___ Information shown ___
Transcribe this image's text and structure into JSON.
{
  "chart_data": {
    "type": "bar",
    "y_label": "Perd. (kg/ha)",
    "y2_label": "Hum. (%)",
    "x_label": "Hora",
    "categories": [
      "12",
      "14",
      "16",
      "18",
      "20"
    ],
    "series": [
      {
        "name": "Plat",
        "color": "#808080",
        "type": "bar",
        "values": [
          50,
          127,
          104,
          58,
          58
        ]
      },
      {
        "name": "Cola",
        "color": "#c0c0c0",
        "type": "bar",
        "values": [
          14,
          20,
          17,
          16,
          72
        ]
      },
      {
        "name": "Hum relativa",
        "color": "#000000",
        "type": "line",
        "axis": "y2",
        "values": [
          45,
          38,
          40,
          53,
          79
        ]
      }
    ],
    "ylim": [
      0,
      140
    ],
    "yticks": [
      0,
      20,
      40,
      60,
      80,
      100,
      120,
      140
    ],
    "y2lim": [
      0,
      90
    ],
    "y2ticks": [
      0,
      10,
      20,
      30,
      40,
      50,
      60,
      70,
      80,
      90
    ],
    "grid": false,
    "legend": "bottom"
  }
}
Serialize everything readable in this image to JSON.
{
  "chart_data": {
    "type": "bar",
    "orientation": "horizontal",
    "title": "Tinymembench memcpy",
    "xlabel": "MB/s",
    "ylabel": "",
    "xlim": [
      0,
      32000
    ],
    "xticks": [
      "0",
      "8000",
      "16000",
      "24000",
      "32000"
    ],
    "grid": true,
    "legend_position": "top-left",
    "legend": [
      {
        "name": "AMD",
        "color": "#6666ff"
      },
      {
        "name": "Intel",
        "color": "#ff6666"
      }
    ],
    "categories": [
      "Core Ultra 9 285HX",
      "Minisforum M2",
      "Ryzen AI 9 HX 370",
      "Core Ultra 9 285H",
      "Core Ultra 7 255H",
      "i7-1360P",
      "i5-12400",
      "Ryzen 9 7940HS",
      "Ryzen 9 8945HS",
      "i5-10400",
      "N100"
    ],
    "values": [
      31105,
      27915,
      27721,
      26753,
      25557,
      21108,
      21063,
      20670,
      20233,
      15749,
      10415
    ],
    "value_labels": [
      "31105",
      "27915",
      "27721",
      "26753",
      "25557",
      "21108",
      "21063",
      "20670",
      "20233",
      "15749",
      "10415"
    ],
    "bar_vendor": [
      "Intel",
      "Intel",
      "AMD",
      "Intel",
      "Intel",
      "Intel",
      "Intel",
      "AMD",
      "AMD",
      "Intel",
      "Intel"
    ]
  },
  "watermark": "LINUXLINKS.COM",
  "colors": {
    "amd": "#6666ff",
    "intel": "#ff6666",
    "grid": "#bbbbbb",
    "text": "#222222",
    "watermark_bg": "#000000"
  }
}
___
*Exercise brief*. Each record must be returned exactly as it is written.

*Full output*.
Transcribe this image's text and structure into JSON.
{
  "chart_data": {
    "type": "bar",
    "y_label": "Perd. (kg/ha)",
    "y2_label": "Hum. (%)",
    "x_label": "Hora",
    "categories": [
      "12",
      "14",
      "16",
      "18",
      "20"
    ],
    "series": [
      {
        "name": "Plat",
        "color": "#808080",
        "type": "bar",
        "values": [
          50,
          127,
          104,
          58,
          58
        ]
      },
      {
        "name": "Cola",
        "color": "#c0c0c0",
        "type": "bar",
        "values": [
          14,
          20,
          17,
          16,
          72
        ]
      },
      {
        "name": "Hum relativa",
        "color": "#000000",
        "type": "line",
        "axis": "y2",
        "values": [
          45,
          38,
          40,
          53,
          79
        ]
      }
    ],
    "ylim": [
      0,
      140
    ],
    "yticks": [
      0,
      20,
      40,
      60,
      80,
      100,
      120,
      140
    ],
    "y2lim": [
      0,
      90
    ],
    "y2ticks": [
      0,
      10,
      20,
      30,
      40,
      50,
      60,
      70,
      80,
      90
    ],
    "grid": false,
    "legend": "bottom"
  }
}
Serialize everything readable in this image to JSON.
{
  "chart_data": {
    "type": "bar",
    "orientation": "horizontal",
    "title": "Tinymembench memcpy",
    "xlabel": "MB/s",
    "ylabel": "",
    "xlim": [
      0,
      32000
    ],
    "xticks": [
      "0",
      "8000",
      "16000",
      "24000",
      "32000"
    ],
    "grid": true,
    "legend_position": "top-left",
    "legend": [
      {
        "name": "AMD",
        "color": "#6666ff"
      },
      {
        "name": "Intel",
        "color": "#ff6666"
      }
    ],
    "categories": [
      "Core Ultra 9 285HX",
      "Minisforum M2",
      "Ryzen AI 9 HX 370",
      "Core Ultra 9 285H",
      "Core Ultra 7 255H",
      "i7-1360P",
      "i5-12400",
      "Ryzen 9 7940HS",
      "Ryzen 9 8945HS",
      "i5-10400",
      "N100"
    ],
    "values": [
      31105,
      27915,
      27721,
      26753,
      25557,
      21108,
      21063,
      20670,
      20233,
      15749,
      10415
    ],
    "value_labels": [
      "31105",
      "27915",
      "27721",
      "26753",
      "25557",
      "21108",
      "21063",
      "20670",
      "20233",
      "15749",
      "10415"
    ],
    "bar_vendor": [
      "Intel",
      "Intel",
      "AMD",
      "Intel",
      "Intel",
      "Intel",
      "Intel",
      "AMD",
      "AMD",
      "Intel",
      "Intel"
    ]
  },
  "watermark": "LINUXLINKS.COM",
  "colors": {
    "amd": "#6666ff",
    "intel": "#ff6666",
    "grid": "#bbbbbb",
    "text": "#222222",
    "watermark_bg": "#000000"
  }
}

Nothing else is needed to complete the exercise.